Your instructions
Skip the images. Copy the records exactly as written.

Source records

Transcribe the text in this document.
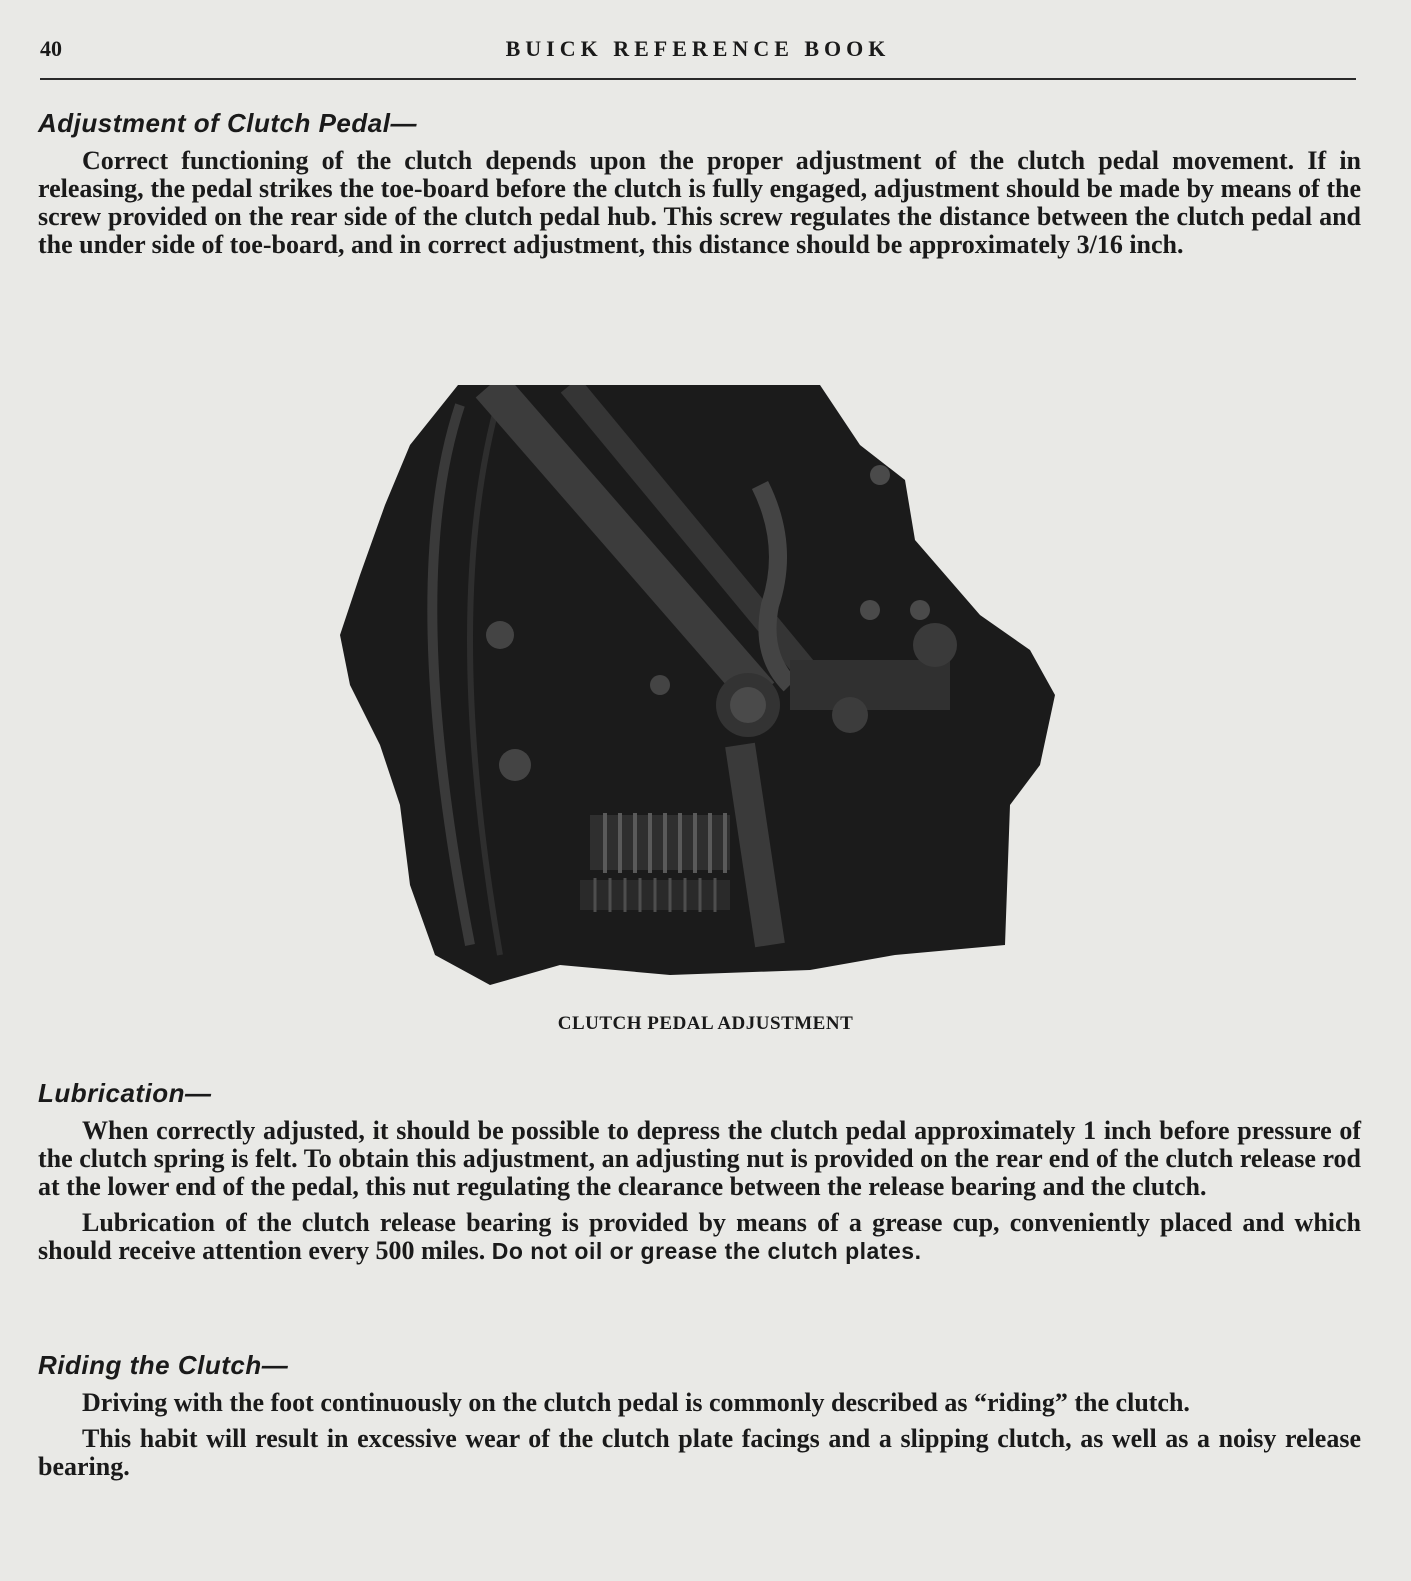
40	BUICK REFERENCE BOOK
Adjustment of Clutch Pedal—

Correct functioning of the clutch depends upon the proper adjustment of the clutch pedal movement. If in releasing, the pedal strikes the toe-board before the clutch is fully engaged, adjustment should be made by means of the screw provided on the rear side of the clutch pedal hub. This screw regulates the distance between the clutch pedal and the under side of toe-board, and in correct adjustment, this distance should be approximately 3/16 inch.

CLUTCH PEDAL ADJUSTMENT
Lubrication—

When correctly adjusted, it should be possible to depress the clutch pedal approximately 1 inch before pressure of the clutch spring is felt. To obtain this adjustment, an adjusting nut is provided on the rear end of the clutch release rod at the lower end of the pedal, this nut regulating the clearance between the release bearing and the clutch.

Lubrication of the clutch release bearing is provided by means of a grease cup, conveniently placed and which should receive attention every 500 miles. Do not oil or grease the clutch plates.

Riding the Clutch—

Driving with the foot continuously on the clutch pedal is commonly described as “riding” the clutch.

This habit will result in excessive wear of the clutch plate facings and a slipping clutch, as well as a noisy release bearing.
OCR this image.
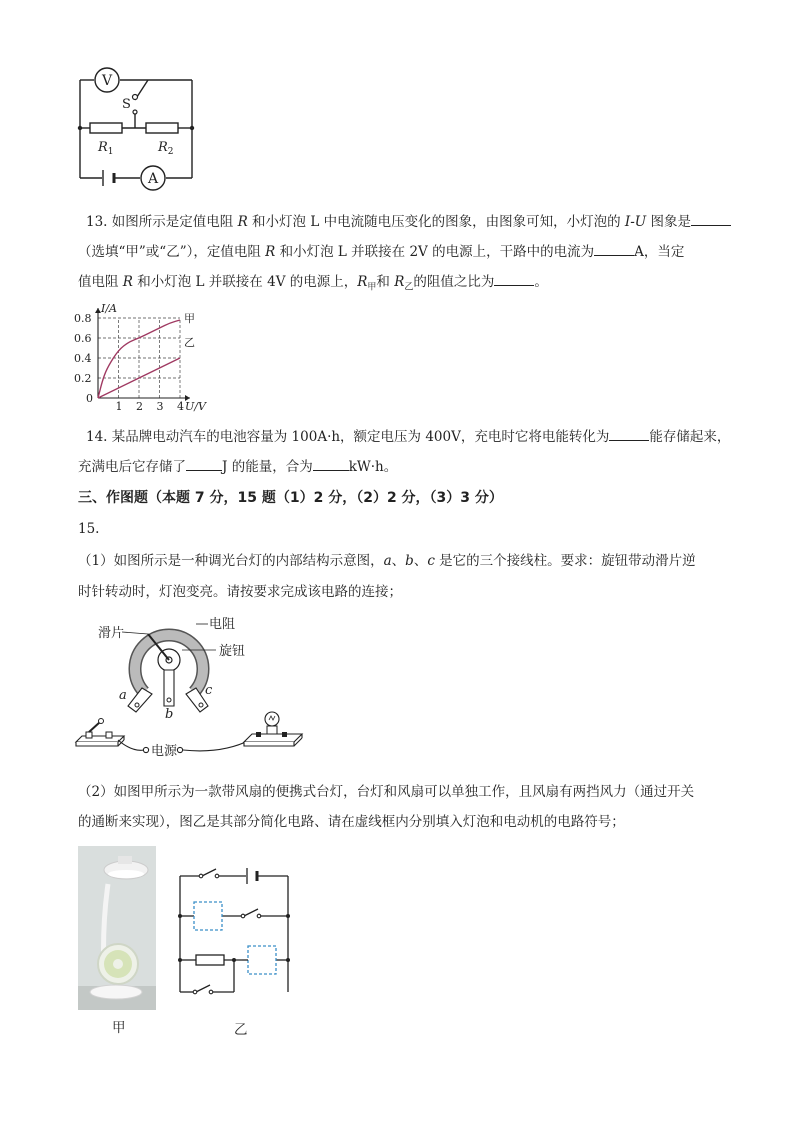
V
A
S
$R_1$	$R_2$
13. 如图所示是定值电阻 R 和小灯泡 L 中电流随电压变化的图象，由图象可知，小灯泡的 I-U 图象是
（选填“甲”或“乙”），定值电阻 R 和小灯泡 L 并联接在 2V 的电源上，干路中的电流为	A，当定
值电阻 R 和小灯泡 L 并联接在 4V 的电源上，$R_甲$和 $R_乙$的阻值之比为	。
1 2 3 4
0.8
0.6
0.4
0.2
0
I/A
U/V
甲
乙
14. 某品牌电动汽车的电池容量为 100A·h，额定电压为 400V，充电时它将电能转化为	能存储起来，
充满电后它存储了	J 的能量，合为	kW·h。
三、作图题（本题 7 分，15 题（1）2 分，（2）2 分，（3）3 分）
15.
（1）如图所示是一种调光台灯的内部结构示意图，a、b、c 是它的三个接线柱。要求：旋钮带动滑片逆
时针转动时，灯泡变亮。请按要求完成该电路的连接；
滑片
电阻
旋钮
a
b
c
电源
（2）如图甲所示为一款带风扇的便携式台灯，台灯和风扇可以单独工作，且风扇有两挡风力（通过开关
的通断来实现），图乙是其部分简化电路、请在虚线框内分别填入灯泡和电动机的电路符号；
甲	乙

Output
Transcribe the text in this document.
40	BUICK REFERENCE BOOK
Adjustment of Clutch Pedal—

Correct functioning of the clutch depends upon the proper adjustment of the clutch pedal movement. If in releasing, the pedal strikes the toe-board before the clutch is fully engaged, adjustment should be made by means of the screw provided on the rear side of the clutch pedal hub. This screw regulates the distance between the clutch pedal and the under side of toe-board, and in correct adjustment, this distance should be approximately 3/16 inch.

CLUTCH PEDAL ADJUSTMENT
Lubrication—

When correctly adjusted, it should be possible to depress the clutch pedal approximately 1 inch before pressure of the clutch spring is felt. To obtain this adjustment, an adjusting nut is provided on the rear end of the clutch release rod at the lower end of the pedal, this nut regulating the clearance between the release bearing and the clutch.

Lubrication of the clutch release bearing is provided by means of a grease cup, conveniently placed and which should receive attention every 500 miles. Do not oil or grease the clutch plates.

Riding the Clutch—

Driving with the foot continuously on the clutch pedal is commonly described as “riding” the clutch.

This habit will result in excessive wear of the clutch plate facings and a slipping clutch, as well as a noisy release bearing.
OCR this image.
V
A
S
$R_1$	$R_2$
13. 如图所示是定值电阻 R 和小灯泡 L 中电流随电压变化的图象，由图象可知，小灯泡的 I-U 图象是
（选填“甲”或“乙”），定值电阻 R 和小灯泡 L 并联接在 2V 的电源上，干路中的电流为	A，当定
值电阻 R 和小灯泡 L 并联接在 4V 的电源上，$R_甲$和 $R_乙$的阻值之比为	。
1 2 3 4
0.8
0.6
0.4
0.2
0
I/A
U/V
甲
乙
14. 某品牌电动汽车的电池容量为 100A·h，额定电压为 400V，充电时它将电能转化为	能存储起来，
充满电后它存储了	J 的能量，合为	kW·h。
三、作图题（本题 7 分，15 题（1）2 分，（2）2 分，（3）3 分）
15.
（1）如图所示是一种调光台灯的内部结构示意图，a、b、c 是它的三个接线柱。要求：旋钮带动滑片逆
时针转动时，灯泡变亮。请按要求完成该电路的连接；
滑片
电阻
旋钮
a
b
c
电源
（2）如图甲所示为一款带风扇的便携式台灯，台灯和风扇可以单独工作，且风扇有两挡风力（通过开关
的通断来实现），图乙是其部分简化电路、请在虚线框内分别填入灯泡和电动机的电路符号；
甲	乙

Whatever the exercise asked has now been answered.